START
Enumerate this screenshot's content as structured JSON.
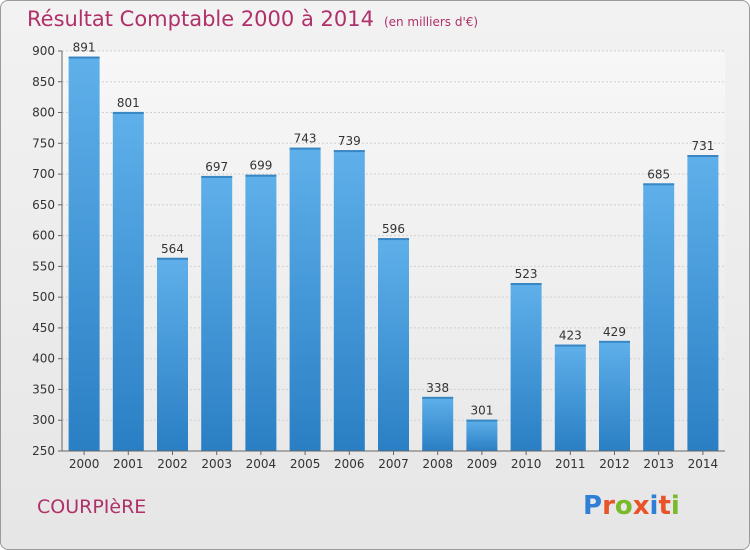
{
  "header": {
    "title": "Résultat Comptable 2000 à 2014",
    "unit": "(en milliers d'€)"
  },
  "commune": "COURPIèRE",
  "brand": {
    "name": "Proxiti",
    "letter_colors": [
      "#2f7fd6",
      "#e8532a",
      "#7ab929",
      "#e8532a",
      "#2f7fd6",
      "#e8532a",
      "#7ab929"
    ]
  },
  "colors": {
    "bar_light": "#5fb0ea",
    "bar_dark": "#2a7fc4",
    "title": "#b0306a"
  },
  "chart_data": {
    "type": "bar",
    "title": "Résultat Comptable 2000 à 2014",
    "subtitle": "(en milliers d'€)",
    "categories": [
      "2000",
      "2001",
      "2002",
      "2003",
      "2004",
      "2005",
      "2006",
      "2007",
      "2008",
      "2009",
      "2010",
      "2011",
      "2012",
      "2013",
      "2014"
    ],
    "values": [
      891,
      801,
      564,
      697,
      699,
      743,
      739,
      596,
      338,
      301,
      523,
      423,
      429,
      685,
      731
    ],
    "ylim": [
      250,
      900
    ],
    "yticks": [
      250,
      300,
      350,
      400,
      450,
      500,
      550,
      600,
      650,
      700,
      750,
      800,
      850,
      900
    ],
    "grid": "horizontal",
    "data_labels": true
  }
}
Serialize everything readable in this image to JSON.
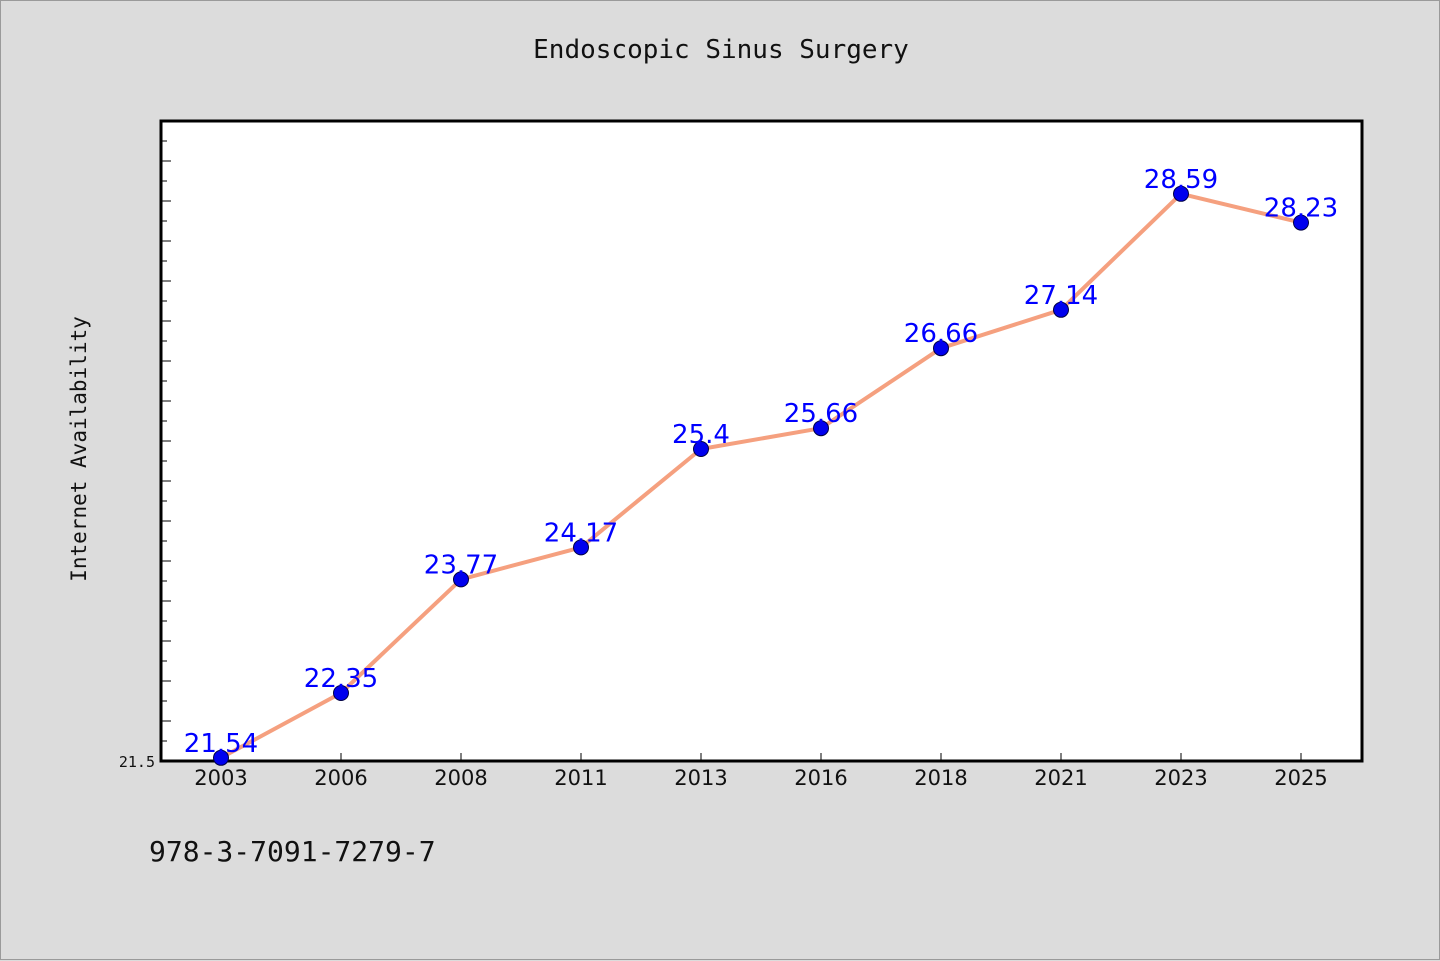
{
  "chart_data": {
    "type": "line",
    "title": "Endoscopic Sinus Surgery",
    "xlabel": "",
    "ylabel": "Internet Availability",
    "categories": [
      "2003",
      "2006",
      "2008",
      "2011",
      "2013",
      "2016",
      "2018",
      "2021",
      "2023",
      "2025"
    ],
    "values": [
      21.54,
      22.35,
      23.77,
      24.17,
      25.4,
      25.66,
      26.66,
      27.14,
      28.59,
      28.23
    ],
    "ylim": [
      21.5,
      29.5
    ],
    "y_tick_labels": [
      "21.5"
    ],
    "grid": false,
    "legend": "none",
    "data_labels": true,
    "colors": {
      "line": "#f5a07f",
      "marker": "#0000ee",
      "label": "#0000ff"
    }
  },
  "footer": {
    "code": "978-3-7091-7279-7"
  }
}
END
▶ **INSTRUCTIONS TO FOLLOW**:
Could you repeat all of the material exactly? Pictures should not be copied.

▶ **EXERCISE OUTPUT**:
Enumerate this screenshot's content as structured JSON.
{
  "header": {
    "title": "Résultat Comptable 2000 à 2014",
    "unit": "(en milliers d'€)"
  },
  "commune": "COURPIèRE",
  "brand": {
    "name": "Proxiti",
    "letter_colors": [
      "#2f7fd6",
      "#e8532a",
      "#7ab929",
      "#e8532a",
      "#2f7fd6",
      "#e8532a",
      "#7ab929"
    ]
  },
  "colors": {
    "bar_light": "#5fb0ea",
    "bar_dark": "#2a7fc4",
    "title": "#b0306a"
  },
  "chart_data": {
    "type": "bar",
    "title": "Résultat Comptable 2000 à 2014",
    "subtitle": "(en milliers d'€)",
    "categories": [
      "2000",
      "2001",
      "2002",
      "2003",
      "2004",
      "2005",
      "2006",
      "2007",
      "2008",
      "2009",
      "2010",
      "2011",
      "2012",
      "2013",
      "2014"
    ],
    "values": [
      891,
      801,
      564,
      697,
      699,
      743,
      739,
      596,
      338,
      301,
      523,
      423,
      429,
      685,
      731
    ],
    "ylim": [
      250,
      900
    ],
    "yticks": [
      250,
      300,
      350,
      400,
      450,
      500,
      550,
      600,
      650,
      700,
      750,
      800,
      850,
      900
    ],
    "grid": "horizontal",
    "data_labels": true
  }
}
Serialize everything readable in this image to JSON.
{
  "chart_data": {
    "type": "line",
    "title": "Endoscopic Sinus Surgery",
    "xlabel": "",
    "ylabel": "Internet Availability",
    "categories": [
      "2003",
      "2006",
      "2008",
      "2011",
      "2013",
      "2016",
      "2018",
      "2021",
      "2023",
      "2025"
    ],
    "values": [
      21.54,
      22.35,
      23.77,
      24.17,
      25.4,
      25.66,
      26.66,
      27.14,
      28.59,
      28.23
    ],
    "ylim": [
      21.5,
      29.5
    ],
    "y_tick_labels": [
      "21.5"
    ],
    "grid": false,
    "legend": "none",
    "data_labels": true,
    "colors": {
      "line": "#f5a07f",
      "marker": "#0000ee",
      "label": "#0000ff"
    }
  },
  "footer": {
    "code": "978-3-7091-7279-7"
  }
}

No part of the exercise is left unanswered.